*YOUR GOAL*
Without the pictures, set down every line of the data exactly.

*EXTRACTED INFORMATION*

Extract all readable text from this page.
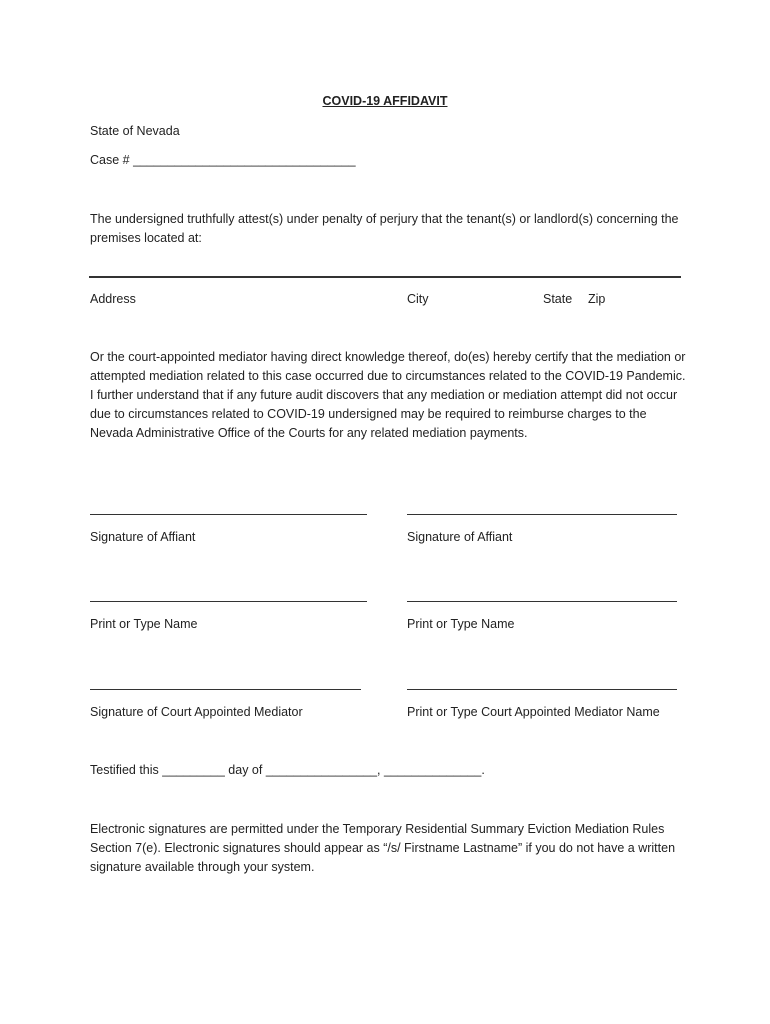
COVID-19 AFFIDAVIT
State of Nevada
Case # ________________________________
The undersigned truthfully attest(s) under penalty of perjury that the tenant(s) or landlord(s) concerning the premises located at:
Address	City	State Zip
Or the court-appointed mediator having direct knowledge thereof, do(es) hereby certify that the mediation or attempted mediation related to this case occurred due to circumstances related to the COVID-19 Pandemic. I further understand that if any future audit discovers that any mediation or mediation attempt did not occur due to circumstances related to COVID-19 undersigned may be required to reimburse charges to the Nevada Administrative Office of the Courts for any related mediation payments.
Signature of Affiant	Signature of Affiant
Print or Type Name	Print or Type Name
Signature of Court Appointed Mediator	Print or Type Court Appointed Mediator Name
Testified this _________ day of ________________, ______________.
Electronic signatures are permitted under the Temporary Residential Summary Eviction Mediation Rules Section 7(e). Electronic signatures should appear as “/s/ Firstname Lastname” if you do not have a written signature available through your system.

*COMPLETED TASK*
Extract all readable text from this page.
COVID-19 AFFIDAVIT
State of Nevada
Case # ________________________________
The undersigned truthfully attest(s) under penalty of perjury that the tenant(s) or landlord(s) concerning the premises located at:
Address	City	State Zip
Or the court-appointed mediator having direct knowledge thereof, do(es) hereby certify that the mediation or attempted mediation related to this case occurred due to circumstances related to the COVID-19 Pandemic. I further understand that if any future audit discovers that any mediation or mediation attempt did not occur due to circumstances related to COVID-19 undersigned may be required to reimburse charges to the Nevada Administrative Office of the Courts for any related mediation payments.
Signature of Affiant	Signature of Affiant
Print or Type Name	Print or Type Name
Signature of Court Appointed Mediator	Print or Type Court Appointed Mediator Name
Testified this _________ day of ________________, ______________.
Electronic signatures are permitted under the Temporary Residential Summary Eviction Mediation Rules Section 7(e). Electronic signatures should appear as “/s/ Firstname Lastname” if you do not have a written signature available through your system.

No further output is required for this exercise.